▶ Required tasks:
(a) Answer the following questions using the article on de-escalating children's meltdowns:
(i) Which underlying issues does the article list as possible signs of something bigger behind a meltdown?
(ii) Which word does the article say can be very triggering to a child in the middle of a temper tantrum?
(iii) According to the article, what does speaking calmly model to a child?
(b) Transcribe the passage of the article on de-escalating children's meltdowns from "The Why Behind" to "home or classroom.".
-- begin Source excerpt --
Plus Why Meltdowns Happen

Meltdowns happen; it’s just a fact of growing up. But children with trauma are more prone to having meltdowns when they become dysregulated. As a parent, caregiver, or teacher, using the right de-escalation techniques can diffuse the situation and help create a more positive and healing environment. 

The Why Behind Meltdowns

We’ve heard how many parents feel hopeless when it comes to meltdowns. They sometimes seem like they come out of nowhere and it feels like you can’t find a way to calm your child down. 

But the truth is, a meltdown is often an indicator that something bigger is going on, such as anxiety, depression, stress, overstimulation, or disorders such as ADHD. For some kids, the reason behind the outburst can be hard to pinpoint, taking longer to get to the why.

This can be frustrating and concerning for adults as they try to calm a child down. But there are some techniques that actually work, helping to manage meltdowns and tantrums in your home or classroom. 

How to De-Escalate a Meltdown

  1. Don’t yell. If your child is screaming, don’t yell over them to be heard; this only escalates the situation by further dysregulating your child. Instead, speak calmly as this models regulated behavior to your child. 
  2. Avoid the word “no.” When a child is in the middle of a temper tantrum, the word ‘no’ can be very triggering. 
  3. Don’t try to reason. At least don’t try to do this right away. It can be tempting, but when a child is in the middle of a meltdown, they aren’t functioning in higher regions of the brain that deal with reasoning. You need to instead meet your child where they are by establishing a safe, positive relationship with them and validating their feelings.
  4. Utilize silence. The middle of a meltdown is not the time for a life lesson. So stay calm and try not to do too much talking while your kid is having a meltdown.
-- end Source excerpt --
-- begin Dataset excerpt --
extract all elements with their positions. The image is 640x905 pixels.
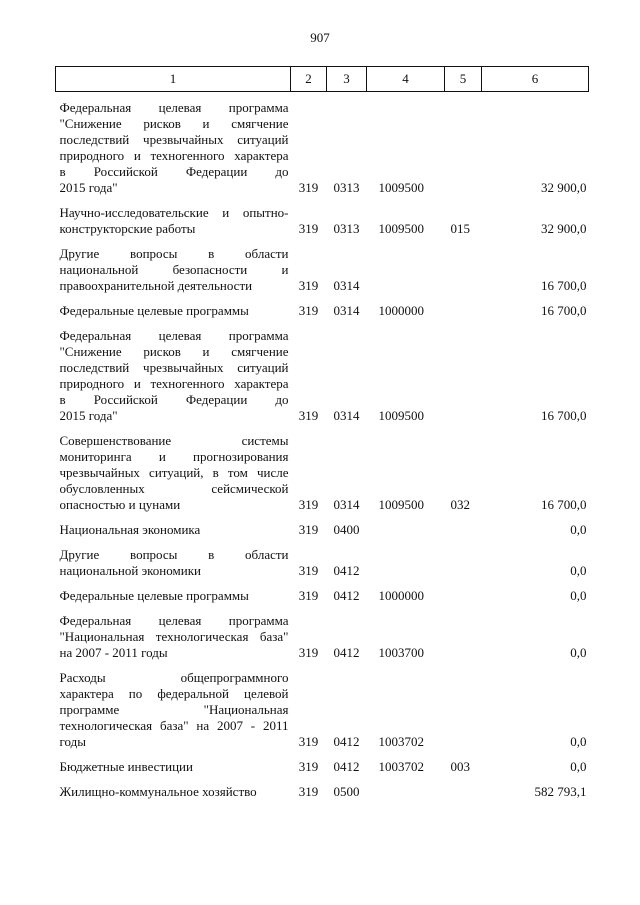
-- end Dataset excerpt --
▶ Exercise solutions:
(a)
(i) Anxiety, depression, stress, overstimulation, or disorders such as ADHD.
(ii) The word "no."
(iii) Regulated behavior.

(b)
The Why Behind Meltdowns

We’ve heard how many parents feel hopeless when it comes to meltdowns. They sometimes seem like they come out of nowhere and it feels like you can’t find a way to calm your child down. 

But the truth is, a meltdown is often an indicator that something bigger is going on, such as anxiety, depression, stress, overstimulation, or disorders such as ADHD. For some kids, the reason behind the outburst can be hard to pinpoint, taking longer to get to the why.

This can be frustrating and concerning for adults as they try to calm a child down. But there are some techniques that actually work, helping to manage meltdowns and tantrums in your home or classroom.